## Dataset entries
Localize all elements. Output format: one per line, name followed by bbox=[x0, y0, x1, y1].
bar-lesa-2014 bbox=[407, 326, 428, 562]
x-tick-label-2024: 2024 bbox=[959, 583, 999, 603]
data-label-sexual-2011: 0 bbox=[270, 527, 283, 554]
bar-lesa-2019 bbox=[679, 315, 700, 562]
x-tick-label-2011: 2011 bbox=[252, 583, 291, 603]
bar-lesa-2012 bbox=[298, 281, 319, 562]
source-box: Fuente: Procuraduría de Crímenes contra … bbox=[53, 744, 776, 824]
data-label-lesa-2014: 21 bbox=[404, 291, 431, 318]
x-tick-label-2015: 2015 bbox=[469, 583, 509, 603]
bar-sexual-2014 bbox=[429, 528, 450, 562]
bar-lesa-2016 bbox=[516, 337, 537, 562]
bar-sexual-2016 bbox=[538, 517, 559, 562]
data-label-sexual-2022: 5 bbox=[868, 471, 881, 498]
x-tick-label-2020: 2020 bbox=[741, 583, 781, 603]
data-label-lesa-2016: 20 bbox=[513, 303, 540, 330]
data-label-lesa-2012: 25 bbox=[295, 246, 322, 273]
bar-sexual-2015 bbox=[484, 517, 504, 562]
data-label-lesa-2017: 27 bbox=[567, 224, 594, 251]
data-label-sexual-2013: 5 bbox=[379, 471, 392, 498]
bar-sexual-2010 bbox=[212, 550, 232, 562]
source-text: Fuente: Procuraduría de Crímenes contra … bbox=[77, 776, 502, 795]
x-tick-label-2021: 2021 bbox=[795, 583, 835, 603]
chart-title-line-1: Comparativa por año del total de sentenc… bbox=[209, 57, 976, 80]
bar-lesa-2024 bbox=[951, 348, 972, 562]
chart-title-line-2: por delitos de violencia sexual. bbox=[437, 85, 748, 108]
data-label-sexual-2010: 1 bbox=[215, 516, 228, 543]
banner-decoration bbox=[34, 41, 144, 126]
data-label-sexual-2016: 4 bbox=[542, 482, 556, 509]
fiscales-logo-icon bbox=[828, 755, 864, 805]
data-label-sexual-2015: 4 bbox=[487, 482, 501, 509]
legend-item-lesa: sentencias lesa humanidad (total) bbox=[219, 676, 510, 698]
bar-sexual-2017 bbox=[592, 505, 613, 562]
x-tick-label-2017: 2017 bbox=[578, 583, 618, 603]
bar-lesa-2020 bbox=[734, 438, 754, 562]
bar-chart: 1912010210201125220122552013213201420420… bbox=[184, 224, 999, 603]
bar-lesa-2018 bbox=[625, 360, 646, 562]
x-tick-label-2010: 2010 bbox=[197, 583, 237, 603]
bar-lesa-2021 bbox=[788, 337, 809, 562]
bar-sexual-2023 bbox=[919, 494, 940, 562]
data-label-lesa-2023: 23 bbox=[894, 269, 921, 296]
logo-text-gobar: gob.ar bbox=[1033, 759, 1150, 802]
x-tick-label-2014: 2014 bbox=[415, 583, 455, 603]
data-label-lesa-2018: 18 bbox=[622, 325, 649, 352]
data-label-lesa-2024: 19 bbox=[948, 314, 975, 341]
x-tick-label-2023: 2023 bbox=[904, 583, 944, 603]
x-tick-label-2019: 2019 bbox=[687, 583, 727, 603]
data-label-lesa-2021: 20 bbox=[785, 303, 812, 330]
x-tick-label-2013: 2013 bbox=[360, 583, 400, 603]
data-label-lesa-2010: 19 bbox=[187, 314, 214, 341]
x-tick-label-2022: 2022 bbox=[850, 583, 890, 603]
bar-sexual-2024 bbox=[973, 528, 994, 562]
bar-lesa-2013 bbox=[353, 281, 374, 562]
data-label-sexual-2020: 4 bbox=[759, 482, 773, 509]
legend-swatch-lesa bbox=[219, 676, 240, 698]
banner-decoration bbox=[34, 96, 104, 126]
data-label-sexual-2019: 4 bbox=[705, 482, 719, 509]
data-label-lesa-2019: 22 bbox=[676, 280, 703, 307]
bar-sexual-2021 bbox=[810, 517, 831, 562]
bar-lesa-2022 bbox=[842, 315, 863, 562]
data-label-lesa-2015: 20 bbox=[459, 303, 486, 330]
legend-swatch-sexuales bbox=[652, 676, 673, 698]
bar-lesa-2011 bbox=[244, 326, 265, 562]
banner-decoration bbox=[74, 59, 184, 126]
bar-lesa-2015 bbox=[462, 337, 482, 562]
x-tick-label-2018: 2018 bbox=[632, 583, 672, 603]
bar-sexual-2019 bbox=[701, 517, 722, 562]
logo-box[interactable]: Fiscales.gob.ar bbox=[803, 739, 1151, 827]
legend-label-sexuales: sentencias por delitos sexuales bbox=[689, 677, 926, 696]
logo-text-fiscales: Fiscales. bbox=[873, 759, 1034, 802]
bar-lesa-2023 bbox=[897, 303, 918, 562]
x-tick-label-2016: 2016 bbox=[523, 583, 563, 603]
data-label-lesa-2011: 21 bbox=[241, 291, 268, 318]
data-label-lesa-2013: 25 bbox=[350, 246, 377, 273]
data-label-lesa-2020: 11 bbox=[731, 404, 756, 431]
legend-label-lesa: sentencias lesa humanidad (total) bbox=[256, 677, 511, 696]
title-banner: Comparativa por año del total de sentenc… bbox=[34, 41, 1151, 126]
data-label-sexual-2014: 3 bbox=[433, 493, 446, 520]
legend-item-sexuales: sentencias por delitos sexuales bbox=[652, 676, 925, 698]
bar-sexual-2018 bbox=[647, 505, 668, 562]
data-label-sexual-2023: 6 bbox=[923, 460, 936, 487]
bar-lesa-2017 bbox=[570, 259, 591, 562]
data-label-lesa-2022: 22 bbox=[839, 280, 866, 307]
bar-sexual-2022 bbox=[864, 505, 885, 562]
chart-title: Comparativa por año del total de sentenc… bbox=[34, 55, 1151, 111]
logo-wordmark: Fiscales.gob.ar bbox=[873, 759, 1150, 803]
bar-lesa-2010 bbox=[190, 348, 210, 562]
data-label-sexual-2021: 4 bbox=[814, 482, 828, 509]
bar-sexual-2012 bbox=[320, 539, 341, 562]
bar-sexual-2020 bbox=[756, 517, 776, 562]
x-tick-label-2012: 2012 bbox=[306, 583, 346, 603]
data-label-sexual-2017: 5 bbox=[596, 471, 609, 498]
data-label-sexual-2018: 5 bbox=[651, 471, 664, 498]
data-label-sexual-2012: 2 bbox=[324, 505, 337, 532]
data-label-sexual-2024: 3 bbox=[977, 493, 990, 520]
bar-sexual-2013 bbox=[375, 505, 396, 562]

## Exercise objective
Copy all the data above line for line, keeping every character the same.

## Solution below
Localize all elements. Output format: one per line, name followed by bbox=[x0, y0, x1, y1].
bar-lesa-2014 bbox=[407, 326, 428, 562]
x-tick-label-2024: 2024 bbox=[959, 583, 999, 603]
data-label-sexual-2011: 0 bbox=[270, 527, 283, 554]
bar-lesa-2019 bbox=[679, 315, 700, 562]
x-tick-label-2011: 2011 bbox=[252, 583, 291, 603]
bar-lesa-2012 bbox=[298, 281, 319, 562]
source-box: Fuente: Procuraduría de Crímenes contra … bbox=[53, 744, 776, 824]
data-label-lesa-2014: 21 bbox=[404, 291, 431, 318]
x-tick-label-2015: 2015 bbox=[469, 583, 509, 603]
bar-sexual-2014 bbox=[429, 528, 450, 562]
bar-lesa-2016 bbox=[516, 337, 537, 562]
bar-sexual-2016 bbox=[538, 517, 559, 562]
data-label-sexual-2022: 5 bbox=[868, 471, 881, 498]
x-tick-label-2020: 2020 bbox=[741, 583, 781, 603]
data-label-lesa-2016: 20 bbox=[513, 303, 540, 330]
data-label-lesa-2012: 25 bbox=[295, 246, 322, 273]
bar-sexual-2015 bbox=[484, 517, 504, 562]
data-label-lesa-2017: 27 bbox=[567, 224, 594, 251]
data-label-sexual-2013: 5 bbox=[379, 471, 392, 498]
bar-sexual-2010 bbox=[212, 550, 232, 562]
source-text: Fuente: Procuraduría de Crímenes contra … bbox=[77, 776, 502, 795]
x-tick-label-2021: 2021 bbox=[795, 583, 835, 603]
chart-title-line-1: Comparativa por año del total de sentenc… bbox=[209, 57, 976, 80]
bar-lesa-2024 bbox=[951, 348, 972, 562]
chart-title-line-2: por delitos de violencia sexual. bbox=[437, 85, 748, 108]
data-label-sexual-2010: 1 bbox=[215, 516, 228, 543]
banner-decoration bbox=[34, 41, 144, 126]
data-label-sexual-2016: 4 bbox=[542, 482, 556, 509]
fiscales-logo-icon bbox=[828, 755, 864, 805]
data-label-sexual-2015: 4 bbox=[487, 482, 501, 509]
legend-item-lesa: sentencias lesa humanidad (total) bbox=[219, 676, 510, 698]
bar-sexual-2017 bbox=[592, 505, 613, 562]
x-tick-label-2017: 2017 bbox=[578, 583, 618, 603]
bar-lesa-2020 bbox=[734, 438, 754, 562]
bar-chart: 1912010210201125220122552013213201420420… bbox=[184, 224, 999, 603]
bar-lesa-2018 bbox=[625, 360, 646, 562]
x-tick-label-2010: 2010 bbox=[197, 583, 237, 603]
bar-lesa-2021 bbox=[788, 337, 809, 562]
bar-sexual-2023 bbox=[919, 494, 940, 562]
data-label-lesa-2023: 23 bbox=[894, 269, 921, 296]
logo-text-gobar: gob.ar bbox=[1033, 759, 1150, 802]
x-tick-label-2014: 2014 bbox=[415, 583, 455, 603]
data-label-lesa-2018: 18 bbox=[622, 325, 649, 352]
data-label-lesa-2024: 19 bbox=[948, 314, 975, 341]
x-tick-label-2023: 2023 bbox=[904, 583, 944, 603]
x-tick-label-2019: 2019 bbox=[687, 583, 727, 603]
data-label-lesa-2021: 20 bbox=[785, 303, 812, 330]
x-tick-label-2013: 2013 bbox=[360, 583, 400, 603]
data-label-lesa-2010: 19 bbox=[187, 314, 214, 341]
x-tick-label-2022: 2022 bbox=[850, 583, 890, 603]
bar-sexual-2024 bbox=[973, 528, 994, 562]
bar-lesa-2013 bbox=[353, 281, 374, 562]
data-label-sexual-2020: 4 bbox=[759, 482, 773, 509]
legend-swatch-lesa bbox=[219, 676, 240, 698]
banner-decoration bbox=[34, 96, 104, 126]
data-label-sexual-2019: 4 bbox=[705, 482, 719, 509]
data-label-lesa-2019: 22 bbox=[676, 280, 703, 307]
bar-sexual-2021 bbox=[810, 517, 831, 562]
bar-lesa-2022 bbox=[842, 315, 863, 562]
data-label-lesa-2015: 20 bbox=[459, 303, 486, 330]
legend-swatch-sexuales bbox=[652, 676, 673, 698]
bar-lesa-2011 bbox=[244, 326, 265, 562]
banner-decoration bbox=[74, 59, 184, 126]
bar-lesa-2015 bbox=[462, 337, 482, 562]
x-tick-label-2018: 2018 bbox=[632, 583, 672, 603]
bar-sexual-2019 bbox=[701, 517, 722, 562]
logo-box[interactable]: Fiscales.gob.ar bbox=[803, 739, 1151, 827]
legend-label-sexuales: sentencias por delitos sexuales bbox=[689, 677, 926, 696]
logo-text-fiscales: Fiscales. bbox=[873, 759, 1034, 802]
bar-lesa-2023 bbox=[897, 303, 918, 562]
x-tick-label-2016: 2016 bbox=[523, 583, 563, 603]
data-label-lesa-2011: 21 bbox=[241, 291, 268, 318]
data-label-lesa-2013: 25 bbox=[350, 246, 377, 273]
data-label-lesa-2020: 11 bbox=[731, 404, 756, 431]
legend-label-lesa: sentencias lesa humanidad (total) bbox=[256, 677, 511, 696]
title-banner: Comparativa por año del total de sentenc… bbox=[34, 41, 1151, 126]
data-label-sexual-2014: 3 bbox=[433, 493, 446, 520]
legend-item-sexuales: sentencias por delitos sexuales bbox=[652, 676, 925, 698]
bar-sexual-2018 bbox=[647, 505, 668, 562]
data-label-sexual-2023: 6 bbox=[923, 460, 936, 487]
bar-lesa-2017 bbox=[570, 259, 591, 562]
data-label-lesa-2022: 22 bbox=[839, 280, 866, 307]
bar-sexual-2022 bbox=[864, 505, 885, 562]
chart-title: Comparativa por año del total de sentenc… bbox=[34, 55, 1151, 111]
logo-wordmark: Fiscales.gob.ar bbox=[873, 759, 1150, 803]
bar-lesa-2010 bbox=[190, 348, 210, 562]
data-label-sexual-2021: 4 bbox=[814, 482, 828, 509]
bar-sexual-2012 bbox=[320, 539, 341, 562]
bar-sexual-2020 bbox=[756, 517, 776, 562]
x-tick-label-2012: 2012 bbox=[306, 583, 346, 603]
data-label-sexual-2017: 5 bbox=[596, 471, 609, 498]
data-label-sexual-2018: 5 bbox=[651, 471, 664, 498]
data-label-sexual-2012: 2 bbox=[324, 505, 337, 532]
data-label-sexual-2024: 3 bbox=[977, 493, 990, 520]
bar-sexual-2013 bbox=[375, 505, 396, 562]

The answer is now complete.